Work to do> Pull out every line of the listing below where "uczelni" appears.

Listed records>
========================================================================

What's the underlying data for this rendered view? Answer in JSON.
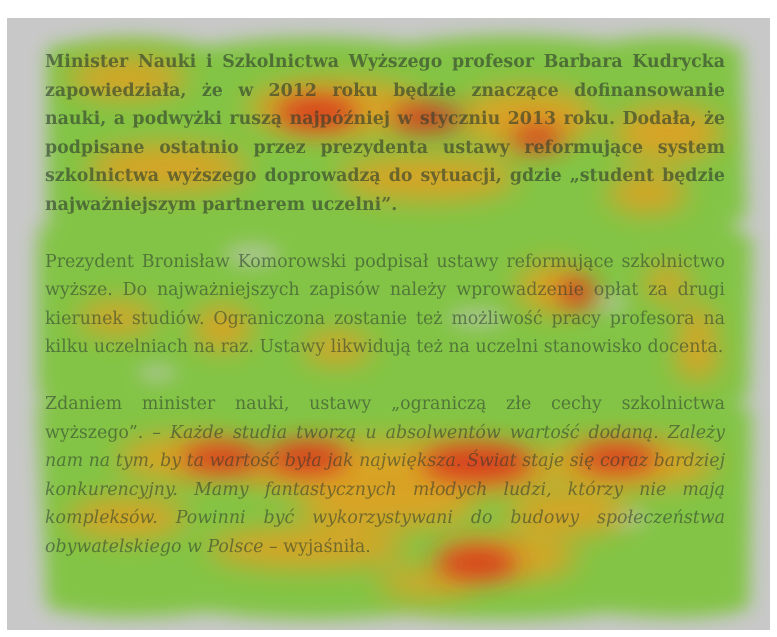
{
  "heatmap": {
    "colors": {
      "background": "#c8c8c8",
      "low": "#7fc43c",
      "mid": "#e0a020",
      "high": "#d8281e"
    }
  },
  "text": {
    "p1": "Minister Nauki i Szkolnictwa Wyższego profesor Barbara Kudrycka zapowiedziała, że w 2012 roku będzie znaczące dofinansowanie nauki, a podwyżki ruszą najpóźniej w styczniu 2013 roku. Dodała, że podpisane ostatnio przez prezydenta ustawy reformujące system szkolnictwa wyższego doprowadzą do sytuacji, gdzie „student będzie najważniejszym partnerem uczelni”.",
    "p2": "Prezydent Bronisław Komorowski podpisał ustawy reformujące szkolnictwo wyższe. Do najważniejszych zapisów należy wprowadzenie opłat za drugi kierunek studiów. Ograniczona zostanie też możliwość pracy profesora na kilku uczelniach na raz. Ustawy likwidują też na uczelni stanowisko docenta.",
    "p3_lead": "Zdaniem minister nauki, ustawy „ograniczą złe cechy szkolnictwa wyższego”. – ",
    "p3_quote": "Każde studia tworzą u absolwentów wartość dodaną. Zależy nam na tym, by ta wartość była jak największa. Świat staje się coraz bardziej konkurencyjny. Mamy fantastycznych młodych ludzi, którzy nie mają kompleksów. Powinni być wykorzystywani do budowy społeczeństwa obywatelskiego w Polsce",
    "p3_tail": " – wyjaśniła."
  }
}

========================================================================

Answer to the exercise>
    "p1": "Minister Nauki i Szkolnictwa Wyższego profesor Barbara Kudrycka zapowiedziała, że w 2012 roku będzie znaczące dofinansowanie nauki, a podwyżki ruszą najpóźniej w styczniu 2013 roku. Dodała, że podpisane ostatnio przez prezydenta ustawy reformujące system szkolnictwa wyższego doprowadzą do sytuacji, gdzie „student będzie najważniejszym partnerem uczelni”.",
    "p2": "Prezydent Bronisław Komorowski podpisał ustawy reformujące szkolnictwo wyższe. Do najważniejszych zapisów należy wprowadzenie opłat za drugi kierunek studiów. Ograniczona zostanie też możliwość pracy profesora na kilku uczelniach na raz. Ustawy likwidują też na uczelni stanowisko docenta.",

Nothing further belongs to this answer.